SELECTION
[BEGIN]

In step 202, printhead cartridge 18 is filled with ink which may be black, cyan, magenta or yellow. In step 204, the quality of each print cartridge 18 is evaluated by an automated test tool. The objective of the tester is to exercise the print cartridge and measure its attributes with respect to print cartridge specifications. The two tests used to measure print cartridge quality are a machine vision analysis of printed images and the measurement of print cartridge electrical parameters.
The tester can be divided into four functional areas: print mechanism, vision analysis engine, electrical tester, and system controller. The print mechanism moves media beneath the print cartridge while the test pattern is being printed. Tensioning, supply, and take up are also managed by this mechanism. Once printed, test patterns are analyzed by the vision engine. CCD cameras supply images to the vision engine where they are processed and evaluated. Finally, the electrical tester verifies the print cartridge's electrical integrity. The results from both the vision engine and the electrical tester are sent to the system controller where they are collated and forwarded to the central line controller.
The machine readable print sample is composed of two primary patterns. One pattern is used to detect the print mode failures of banding and horizontal trajectory. The other pattern provides a means of analyzing individual nozzles for dot size and vertical trajectory. Dot size provides a rough estimate of a more significant parameter, drop volume. In addition, the fragile nature of the die and TAB beam attachments require electrical testing following print cartridge assembly. The interconnects are probed for open and short circuit conditions and for parametric measurements of special die features.
Print quality results depend heavily on the characteristics of the medium on which the patterns are printed. Print sample positioning within the camera field of view can vary based on the elasticity of the medium, requiring periodic camera adjustment. Moreover, variations in ink bleed along the medium fibers can complicate the issues of vision analysis.
The tester provides automated, closed-loop lighting level and color filtration adjustment. Programmable components are included to provide support for many different cartridges. Vision processing algorithms were developed that are insensitive to fluctuations in lighting and magnification levels, and that allow cycle-time improvements through the simple addition of off-the-shelf vision engines. Statistical tools were developed to analyze real-time system performance. With all programmable devices linked through a single workstation, it is possible to change individual components without pre-configuring them.
In step 206, the multiple printheads each usually having a different colorant are aligned to one another and then rigidly affixed together. The alignment can be accomplished with a automated vision system such as discussed above. Then, the printhead assemblies can be attached with adhesives, screws or other suitable affixing means.
In step 208, relative droplet ejection characteristics are measured for each printhead in the printhead assembly using a camera vision system. One way to accomplish is to print a particular pattern of droplets of each colorant onto a controlled media, such as a specially formulated paper. This is illustrated in FIG. 9 for two printheads where printheads 79 and 79' eject colorants 21 and 23, respectively. As shown, each row of nozzles 82, 82' for a particular colorant prints a row of dots on a the controlled media forming two rows of dots for each colorant while the nozzles are stationary. This rows of dots are further illustrated in FIG. 9A.

[END]

Extend the passage on testing and aligning printhead cartridges, starting after its final sentence. The data that follows has nothing to do with any of this.

INFORMATION SHOWN
[BEGIN]

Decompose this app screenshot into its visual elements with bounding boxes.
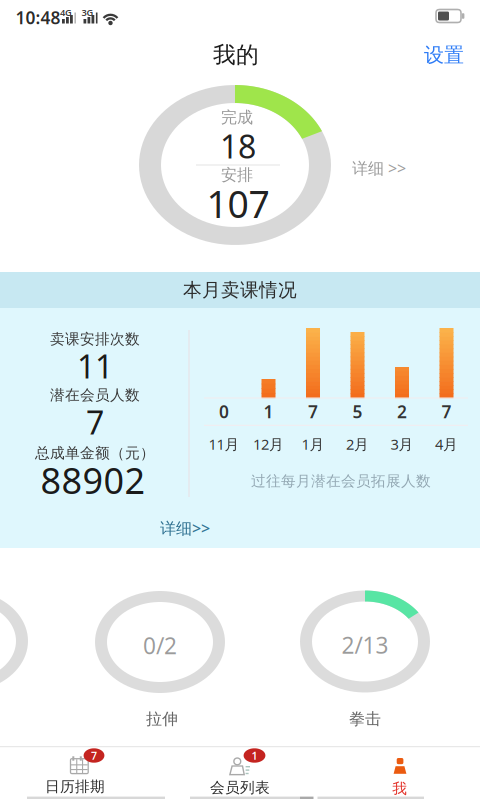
staticText: 3月 bbox=[390, 434, 414, 454]
staticText: 5 bbox=[352, 400, 362, 423]
staticText: 7 bbox=[442, 400, 452, 423]
staticText: 拉伸 bbox=[146, 709, 178, 729]
staticText: 10:48 bbox=[16, 6, 60, 29]
staticText: 过往每月潜在会员拓展人数 bbox=[251, 472, 431, 490]
staticText: 0 bbox=[219, 400, 229, 423]
staticText: 1 bbox=[252, 748, 258, 763]
staticText: 3G bbox=[82, 6, 94, 19]
staticText: 设置 bbox=[424, 43, 464, 67]
staticText: 4G bbox=[60, 6, 72, 19]
staticText: 卖课安排次数 bbox=[50, 330, 140, 348]
button[interactable]: 我 bbox=[322, 747, 476, 799]
staticText: 我的 bbox=[213, 41, 259, 69]
button[interactable]: 设置 bbox=[411, 35, 477, 75]
staticText: 详细 >> bbox=[352, 157, 406, 179]
staticText: 1月 bbox=[302, 434, 324, 454]
staticText: 7 bbox=[91, 748, 97, 763]
button[interactable]: 会员列表 bbox=[162, 747, 314, 799]
staticText: 12月 bbox=[253, 434, 284, 454]
staticText: 我 bbox=[392, 780, 407, 798]
staticText: 日历排期 bbox=[45, 778, 105, 796]
staticText: 2 bbox=[397, 400, 407, 423]
staticText: 会员列表 bbox=[210, 778, 270, 796]
staticText: 11 bbox=[77, 345, 113, 387]
staticText: 完成 bbox=[221, 108, 253, 127]
staticText: 总成单金额（元） bbox=[35, 444, 155, 462]
staticText: 11月 bbox=[208, 434, 240, 454]
staticText: 0/2 bbox=[143, 630, 177, 660]
staticText: 安排 bbox=[221, 165, 253, 185]
staticText: 潜在会员人数 bbox=[50, 386, 140, 404]
staticText: 7 bbox=[308, 400, 318, 423]
staticText: 18 bbox=[220, 125, 256, 167]
staticText: 4月 bbox=[435, 434, 458, 454]
staticText: 拳击 bbox=[349, 709, 381, 729]
button[interactable]: 日历排期 bbox=[2, 747, 154, 799]
staticText: 1 bbox=[264, 400, 274, 423]
staticText: 本月卖课情况 bbox=[183, 278, 297, 301]
staticText: 详细>> bbox=[160, 517, 210, 539]
staticText: 2月 bbox=[346, 434, 369, 454]
button[interactable]: 0/2 bbox=[80, 585, 240, 745]
button[interactable]: 2/13 bbox=[285, 585, 445, 745]
button[interactable]: 详细 >> bbox=[339, 151, 419, 185]
staticText: 7 bbox=[86, 401, 104, 443]
staticText: 2/13 bbox=[342, 630, 388, 660]
staticText: 107 bbox=[206, 179, 270, 228]
button[interactable]: 详细>> bbox=[150, 513, 220, 543]
staticText: 88902 bbox=[40, 456, 146, 504]
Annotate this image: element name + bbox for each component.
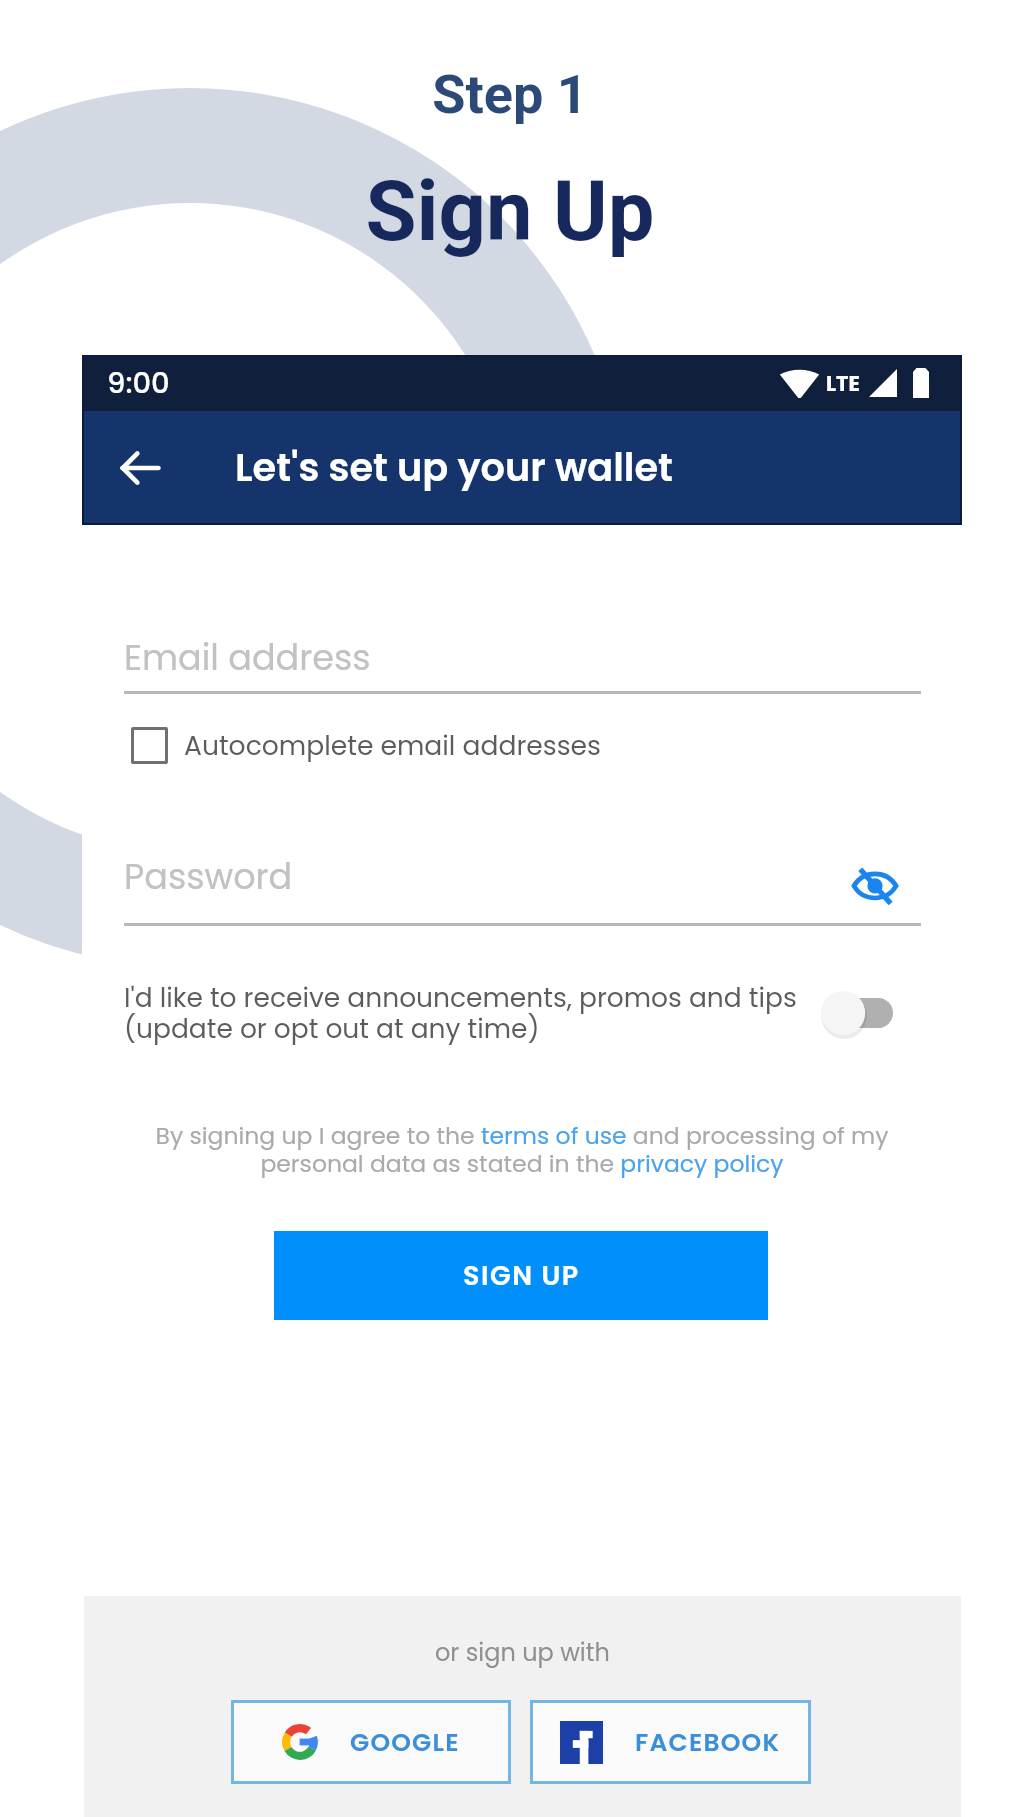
button[interactable]: Password [124,846,824,926]
button[interactable]: Show password [847,857,903,913]
staticText: Autocomplete email addresses [184,727,601,764]
staticText: I'd like to receive announcements, promo… [124,979,797,1047]
staticText: Let's set up your wallet [235,441,673,495]
staticText: SIGN UP [463,1257,580,1295]
staticText: By signing up I agree to the terms of us… [150,1119,894,1180]
button[interactable]: SIGN UP [274,1231,768,1320]
staticText: 9:00 [107,363,170,404]
button[interactable]: Autocomplete email addresses [124,722,614,768]
button[interactable]: GOOGLE [231,1700,511,1784]
staticText: GOOGLE [350,1725,460,1760]
staticText: LTE [826,369,860,398]
button[interactable]: FACEBOOK [530,1700,811,1784]
staticText: Step 1 [0,63,1020,126]
button[interactable]: Email address [124,627,921,694]
staticText: Password [124,852,293,901]
staticText: Email address [124,633,371,682]
button[interactable]: Receive announcements [821,990,893,1036]
staticText: FACEBOOK [635,1725,781,1760]
staticText: or sign up with [435,1636,610,1670]
button[interactable]: Back [104,432,176,504]
staticText: Sign Up [0,163,1020,260]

[END]

REPLY
Next, a camera vision system captures an image of the resultant rows of dots. The system then processes the image. For each colorant, an average x position is calculated for the pattern. In FIG. 9 for colorant 21 this referred to as x1 and for colorant 23 this referred to as x2. The value x2 -x1 =d21 (measured) is indicative of the distance between printheads 79 and 79' along the x-axis. This value d21 (measured) is compared to an expected or specified distance d21 (specified) between the printheads. The difference D12 =d21 (measured)-d21 (specified) is the dot placement error for colorant 21 relative to colorant 23.
With a more detailed analysis of the dot locations, additional locational factors can be determined, such the specific dot placement errors for each dot by looking at the coordinates of individual dots and comparing these with expected locations. The procedures and the amount of analysis that is done depends on the placement precision requirements of the printing system and the storage capacity available on the information storage device 78.
When the measurements are complete, in step 210, the dot placement error measured in step 208 is recorded or encoded on memory element or information storage device 78. Preferably, other droplet ejection characteristics, such as printhead drop volume, energy required to energize the printhead and other printhead parameters are also recorded on memory element 78.
FIG. 10 shows a full assembled multiple cartridge printhead assembly. Shown is the integrated circuit chip or memory element 78 on which is stored certain parameters such as nozzle trajectories and drop volumes of printhead 79 18. The use of memory element 78 by the printing system is discussed in detail below.
FIG. 11 is a perspective view of carriage 16 looking down on carriage 16. Ink is provided to carriage 16 by tubes 36 which connect to a plastic manifold 66. Tubes 36 may be formed of Polyvinylidene Chloride (PVDC), such as Saran™, or other suitable plastic. Manifold 66 provides several 90° redirections of ink flow. Such a manifold 66 may not be needed if tubes 36 are sufficiently slender and can be bent without buckling.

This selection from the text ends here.